__What needs to be done__. In the material below, the lines containing the word "structured" are required; copy each of them.

__Dataset excerpts__.
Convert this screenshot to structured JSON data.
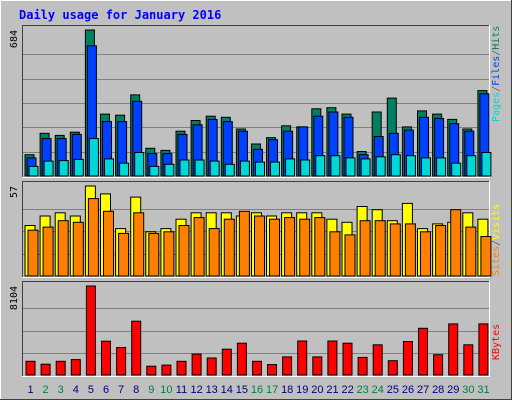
{
  "chart_data": [
    {
      "type": "bar",
      "title": "Daily usage for January 2016",
      "panel": "top",
      "categories": [
        "1",
        "2",
        "3",
        "4",
        "5",
        "6",
        "7",
        "8",
        "9",
        "10",
        "11",
        "12",
        "13",
        "14",
        "15",
        "16",
        "17",
        "18",
        "19",
        "20",
        "21",
        "22",
        "23",
        "24",
        "25",
        "26",
        "27",
        "28",
        "29",
        "30",
        "31"
      ],
      "y_max_label": "684",
      "ylim": [
        0,
        684
      ],
      "legend": [
        {
          "text": "Pages",
          "color": "#00d8d8"
        },
        {
          "text": "/",
          "color": "#606060"
        },
        {
          "text": "Files",
          "color": "#0040ff"
        },
        {
          "text": "/",
          "color": "#606060"
        },
        {
          "text": "Hits",
          "color": "#008060"
        }
      ],
      "series": [
        {
          "name": "Hits",
          "color": "#008060",
          "values": [
            100,
            200,
            190,
            205,
            684,
            290,
            285,
            380,
            130,
            120,
            210,
            260,
            280,
            275,
            220,
            150,
            180,
            235,
            230,
            315,
            320,
            290,
            115,
            300,
            365,
            230,
            305,
            290,
            265,
            220,
            400
          ]
        },
        {
          "name": "Files",
          "color": "#0040ff",
          "values": [
            85,
            175,
            175,
            195,
            610,
            255,
            255,
            350,
            105,
            105,
            195,
            240,
            265,
            255,
            210,
            125,
            170,
            210,
            230,
            280,
            300,
            275,
            100,
            185,
            200,
            215,
            275,
            270,
            245,
            210,
            385
          ]
        },
        {
          "name": "Pages",
          "color": "#00d8d8",
          "values": [
            45,
            70,
            72,
            78,
            175,
            80,
            60,
            110,
            45,
            55,
            75,
            75,
            70,
            55,
            70,
            65,
            65,
            80,
            75,
            95,
            95,
            85,
            80,
            90,
            100,
            95,
            85,
            85,
            60,
            95,
            110
          ]
        }
      ]
    },
    {
      "type": "bar",
      "panel": "middle",
      "categories": [
        "1",
        "2",
        "3",
        "4",
        "5",
        "6",
        "7",
        "8",
        "9",
        "10",
        "11",
        "12",
        "13",
        "14",
        "15",
        "16",
        "17",
        "18",
        "19",
        "20",
        "21",
        "22",
        "23",
        "24",
        "25",
        "26",
        "27",
        "28",
        "29",
        "30",
        "31"
      ],
      "y_max_label": "57",
      "ylim": [
        0,
        57
      ],
      "legend": [
        {
          "text": "Sites",
          "color": "#ff8000"
        },
        {
          "text": "/",
          "color": "#606060"
        },
        {
          "text": "Visits",
          "color": "#ffff00"
        }
      ],
      "series": [
        {
          "name": "Visits",
          "color": "#ffff00",
          "values": [
            32,
            38,
            40,
            38,
            57,
            52,
            30,
            50,
            28,
            30,
            36,
            40,
            40,
            40,
            38,
            40,
            38,
            40,
            40,
            40,
            36,
            34,
            44,
            42,
            35,
            46,
            30,
            33,
            34,
            40,
            36
          ]
        },
        {
          "name": "Sites",
          "color": "#ff8000",
          "values": [
            29,
            31,
            35,
            34,
            49,
            41,
            27,
            40,
            27,
            28,
            32,
            37,
            30,
            36,
            41,
            38,
            36,
            37,
            36,
            37,
            28,
            26,
            35,
            35,
            33,
            33,
            28,
            32,
            42,
            31,
            25
          ]
        }
      ]
    },
    {
      "type": "bar",
      "panel": "bottom",
      "categories": [
        "1",
        "2",
        "3",
        "4",
        "5",
        "6",
        "7",
        "8",
        "9",
        "10",
        "11",
        "12",
        "13",
        "14",
        "15",
        "16",
        "17",
        "18",
        "19",
        "20",
        "21",
        "22",
        "23",
        "24",
        "25",
        "26",
        "27",
        "28",
        "29",
        "30",
        "31"
      ],
      "y_max_label": "8104",
      "ylim": [
        0,
        8104
      ],
      "legend": [
        {
          "text": "KBytes",
          "color": "#ff0000"
        }
      ],
      "series": [
        {
          "name": "KBytes",
          "color": "#ff0000",
          "values": [
            1250,
            980,
            1250,
            1400,
            8104,
            3080,
            2500,
            4900,
            800,
            900,
            1250,
            1900,
            1550,
            2350,
            2900,
            1250,
            950,
            1650,
            3100,
            1650,
            3100,
            2900,
            1600,
            2750,
            1300,
            3050,
            4250,
            1850,
            4650,
            2750,
            4650
          ]
        }
      ]
    }
  ],
  "colors": {
    "background": "#c0c0c0",
    "panel": "#c0c0c0",
    "gridline": "#808080",
    "title": "#0000ff",
    "weekday_label": "#000080",
    "weekend_label": "#008040"
  },
  "weekend_days": [
    "2",
    "3",
    "9",
    "10",
    "16",
    "17",
    "23",
    "24",
    "30",
    "31"
  ]
}
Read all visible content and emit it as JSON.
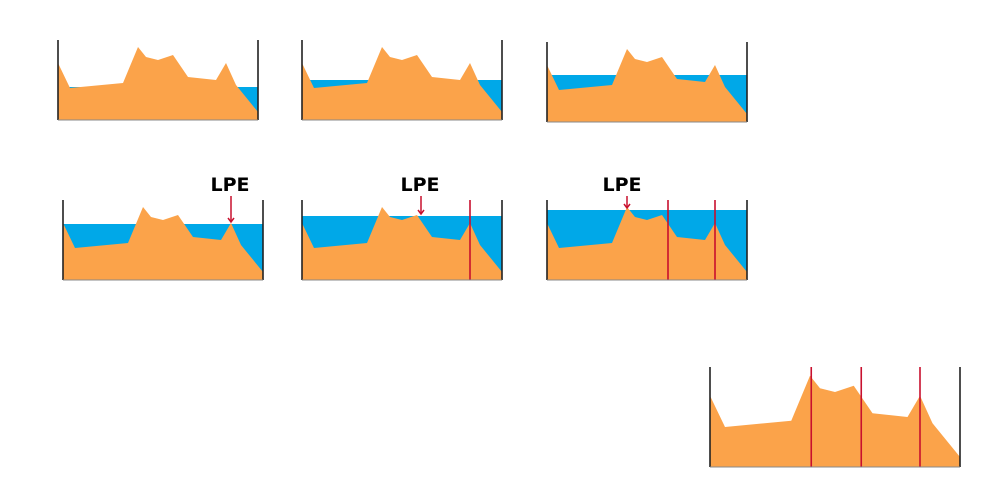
{
  "labels": [
    "LPE",
    "LPE",
    "LPE"
  ]
}
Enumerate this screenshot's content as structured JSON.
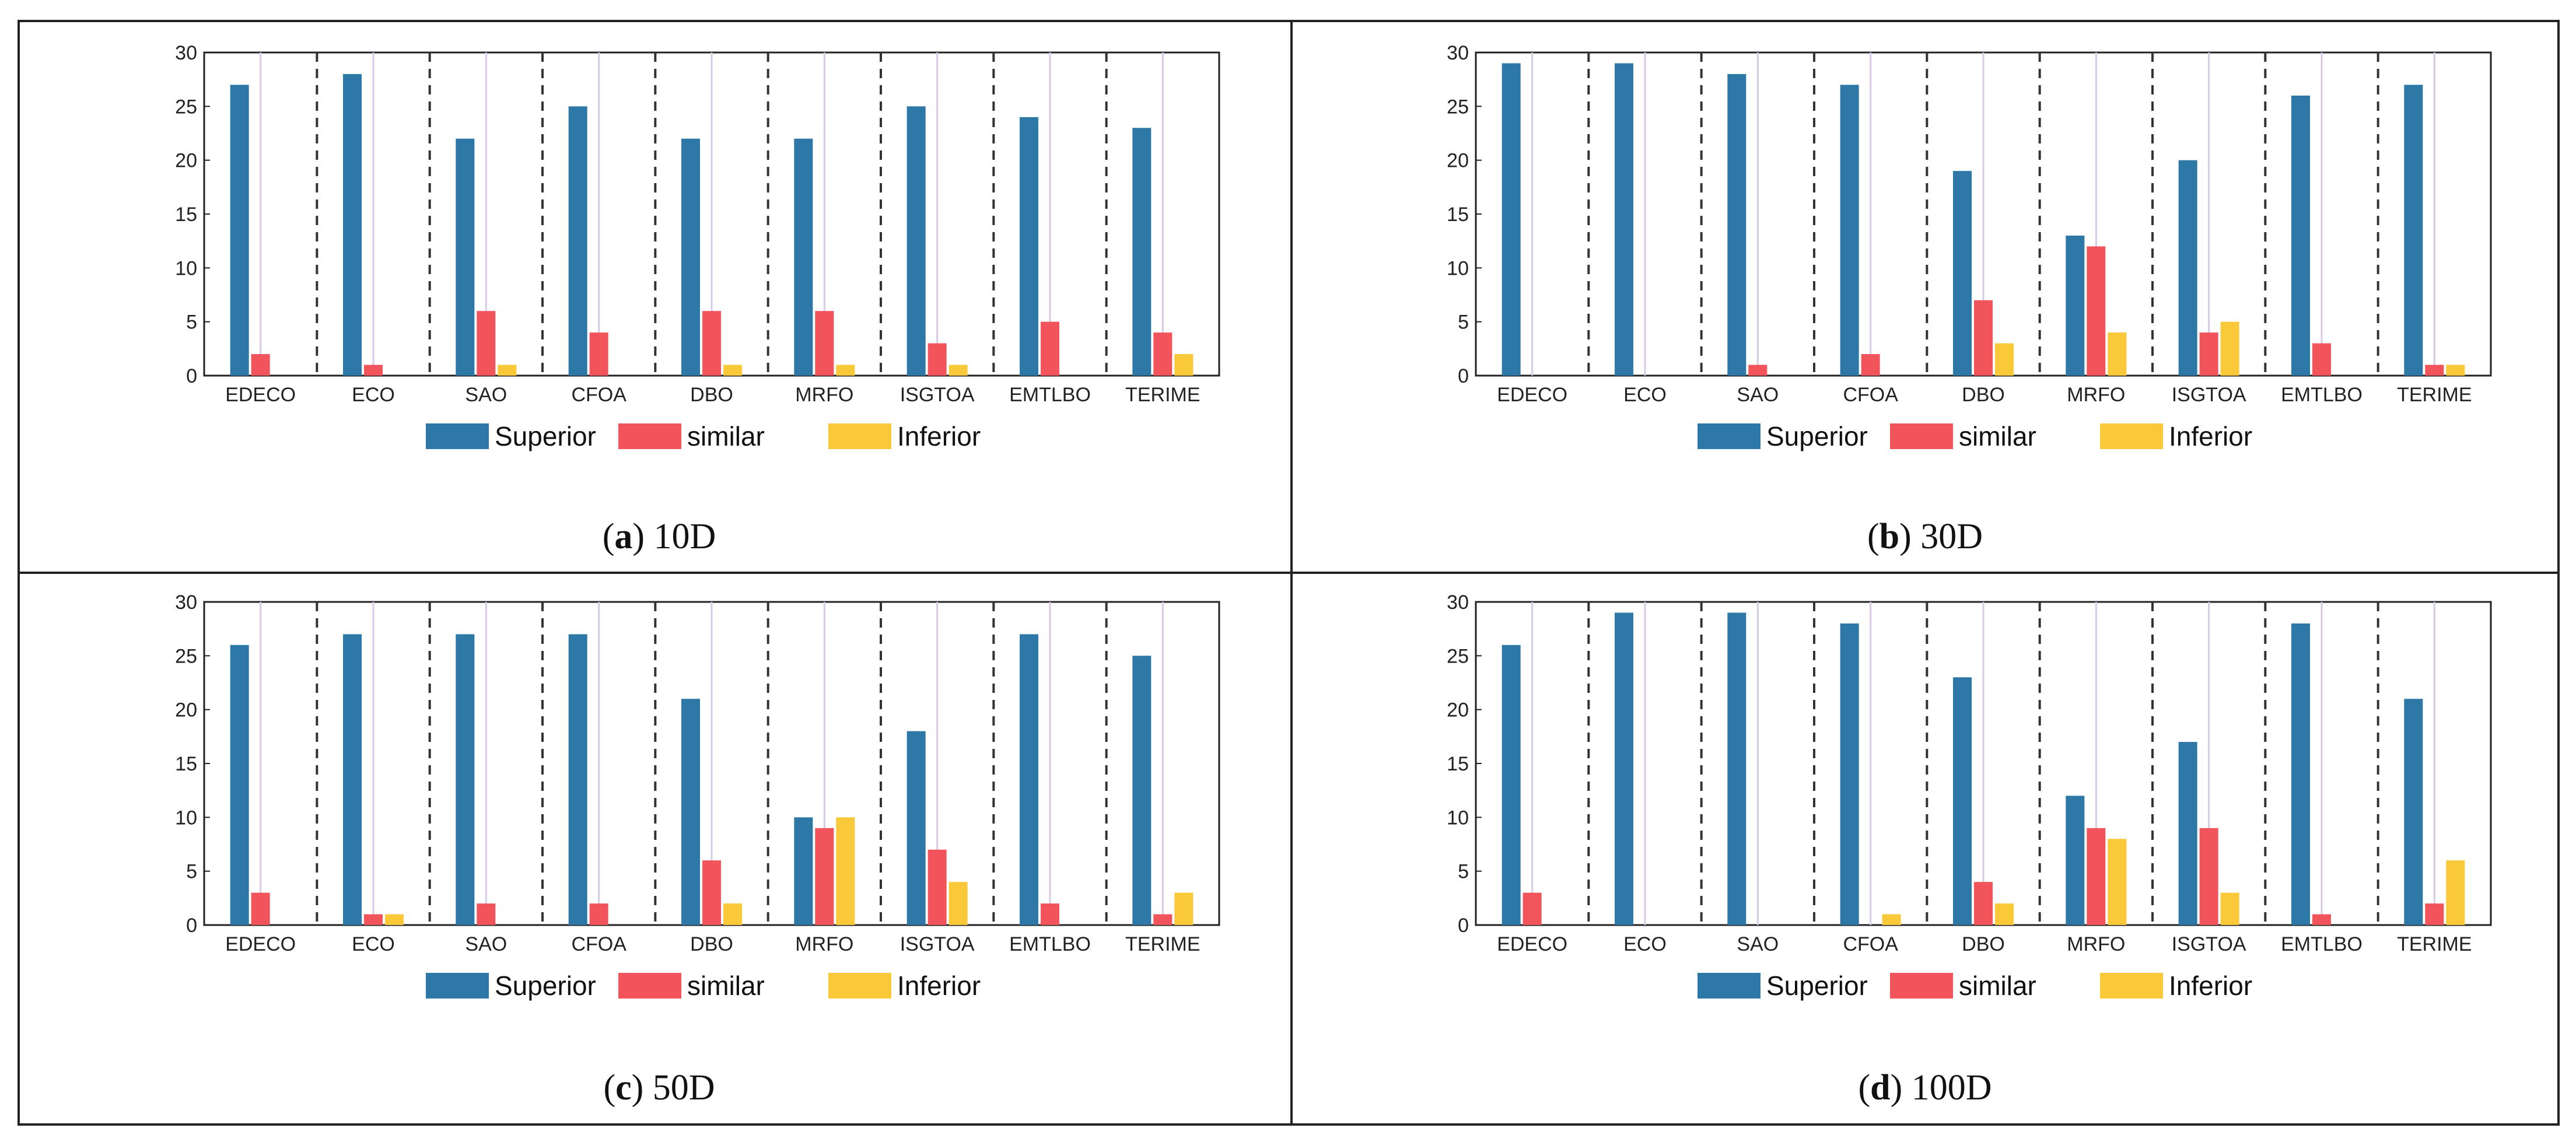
{
  "chart_data": [
    {
      "type": "bar",
      "id": "a",
      "caption_letter": "a",
      "caption_text": "10D",
      "categories": [
        "EDECO",
        "ECO",
        "SAO",
        "CFOA",
        "DBO",
        "MRFO",
        "ISGTOA",
        "EMTLBO",
        "TERIME"
      ],
      "series": [
        {
          "name": "Superior",
          "values": [
            27,
            28,
            22,
            25,
            22,
            22,
            25,
            24,
            23
          ]
        },
        {
          "name": "similar",
          "values": [
            2,
            1,
            6,
            4,
            6,
            6,
            3,
            5,
            4
          ]
        },
        {
          "name": "Inferior",
          "values": [
            0,
            0,
            1,
            0,
            1,
            1,
            1,
            0,
            2
          ]
        }
      ],
      "ylim": [
        0,
        30
      ],
      "yticks": [
        "0",
        "5",
        "10",
        "15",
        "20",
        "25",
        "30"
      ],
      "legend_position": "bottom-center"
    },
    {
      "type": "bar",
      "id": "b",
      "caption_letter": "b",
      "caption_text": "30D",
      "categories": [
        "EDECO",
        "ECO",
        "SAO",
        "CFOA",
        "DBO",
        "MRFO",
        "ISGTOA",
        "EMTLBO",
        "TERIME"
      ],
      "series": [
        {
          "name": "Superior",
          "values": [
            29,
            29,
            28,
            27,
            19,
            13,
            20,
            26,
            27
          ]
        },
        {
          "name": "similar",
          "values": [
            0,
            0,
            1,
            2,
            7,
            12,
            4,
            3,
            1
          ]
        },
        {
          "name": "Inferior",
          "values": [
            0,
            0,
            0,
            0,
            3,
            4,
            5,
            0,
            1
          ]
        }
      ],
      "ylim": [
        0,
        30
      ],
      "yticks": [
        "0",
        "5",
        "10",
        "15",
        "20",
        "25",
        "30"
      ],
      "legend_position": "bottom-center"
    },
    {
      "type": "bar",
      "id": "c",
      "caption_letter": "c",
      "caption_text": "50D",
      "categories": [
        "EDECO",
        "ECO",
        "SAO",
        "CFOA",
        "DBO",
        "MRFO",
        "ISGTOA",
        "EMTLBO",
        "TERIME"
      ],
      "series": [
        {
          "name": "Superior",
          "values": [
            26,
            27,
            27,
            27,
            21,
            10,
            18,
            27,
            25
          ]
        },
        {
          "name": "similar",
          "values": [
            3,
            1,
            2,
            2,
            6,
            9,
            7,
            2,
            1
          ]
        },
        {
          "name": "Inferior",
          "values": [
            0,
            1,
            0,
            0,
            2,
            10,
            4,
            0,
            3
          ]
        }
      ],
      "ylim": [
        0,
        30
      ],
      "yticks": [
        "0",
        "5",
        "10",
        "15",
        "20",
        "25",
        "30"
      ],
      "legend_position": "bottom-center"
    },
    {
      "type": "bar",
      "id": "d",
      "caption_letter": "d",
      "caption_text": "100D",
      "categories": [
        "EDECO",
        "ECO",
        "SAO",
        "CFOA",
        "DBO",
        "MRFO",
        "ISGTOA",
        "EMTLBO",
        "TERIME"
      ],
      "series": [
        {
          "name": "Superior",
          "values": [
            26,
            29,
            29,
            28,
            23,
            12,
            17,
            28,
            21
          ]
        },
        {
          "name": "similar",
          "values": [
            3,
            0,
            0,
            0,
            4,
            9,
            9,
            1,
            2
          ]
        },
        {
          "name": "Inferior",
          "values": [
            0,
            0,
            0,
            1,
            2,
            8,
            3,
            0,
            6
          ]
        }
      ],
      "ylim": [
        0,
        30
      ],
      "yticks": [
        "0",
        "5",
        "10",
        "15",
        "20",
        "25",
        "30"
      ],
      "legend_position": "bottom-center"
    }
  ],
  "colors": {
    "Superior": "#2E78A8",
    "similar": "#F2545B",
    "Inferior": "#F9C93A",
    "guide_line": "#D9C9E8",
    "separator": "#333333",
    "axis": "#222222"
  }
}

__Reply__.
Convert this screenshot to structured JSON data.
Enumerate this screenshot's content as structured JSON.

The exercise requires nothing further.